[BEGIN]

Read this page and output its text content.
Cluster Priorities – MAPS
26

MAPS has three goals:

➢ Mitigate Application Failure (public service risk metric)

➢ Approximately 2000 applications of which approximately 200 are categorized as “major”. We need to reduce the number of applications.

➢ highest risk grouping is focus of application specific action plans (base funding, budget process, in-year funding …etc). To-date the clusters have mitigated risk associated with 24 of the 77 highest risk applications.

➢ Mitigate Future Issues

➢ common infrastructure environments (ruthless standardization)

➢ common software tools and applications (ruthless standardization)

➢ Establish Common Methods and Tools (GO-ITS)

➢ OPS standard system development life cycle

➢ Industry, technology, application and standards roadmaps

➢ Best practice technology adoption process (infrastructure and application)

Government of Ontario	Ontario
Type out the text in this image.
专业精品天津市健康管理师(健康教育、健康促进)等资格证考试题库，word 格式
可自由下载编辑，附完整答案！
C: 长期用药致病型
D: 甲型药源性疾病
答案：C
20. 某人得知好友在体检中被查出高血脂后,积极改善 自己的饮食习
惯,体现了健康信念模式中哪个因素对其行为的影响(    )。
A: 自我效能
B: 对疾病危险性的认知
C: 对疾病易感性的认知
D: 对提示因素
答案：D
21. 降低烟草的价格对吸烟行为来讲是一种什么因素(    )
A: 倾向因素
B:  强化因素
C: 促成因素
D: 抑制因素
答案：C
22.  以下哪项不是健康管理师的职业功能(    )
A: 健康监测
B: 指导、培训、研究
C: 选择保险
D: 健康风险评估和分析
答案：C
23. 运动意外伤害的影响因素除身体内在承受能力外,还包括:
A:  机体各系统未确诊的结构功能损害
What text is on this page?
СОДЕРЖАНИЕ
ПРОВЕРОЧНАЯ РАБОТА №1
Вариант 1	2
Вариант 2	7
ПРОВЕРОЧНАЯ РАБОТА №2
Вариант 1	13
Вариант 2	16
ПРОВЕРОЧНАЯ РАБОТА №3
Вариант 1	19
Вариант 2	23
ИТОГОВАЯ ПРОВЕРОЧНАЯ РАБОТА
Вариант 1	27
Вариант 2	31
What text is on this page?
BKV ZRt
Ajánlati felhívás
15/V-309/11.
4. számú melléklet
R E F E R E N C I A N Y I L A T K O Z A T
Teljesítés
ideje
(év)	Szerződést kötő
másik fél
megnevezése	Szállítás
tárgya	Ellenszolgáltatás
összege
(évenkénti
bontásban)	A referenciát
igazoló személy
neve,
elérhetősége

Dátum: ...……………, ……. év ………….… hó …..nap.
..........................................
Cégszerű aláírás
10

[END]

Task details: Find the string "standardization" in the listing and return every line that holds it.

Problem solution:
➢ common infrastructure environments (ruthless standardization)
➢ common software tools and applications (ruthless standardization)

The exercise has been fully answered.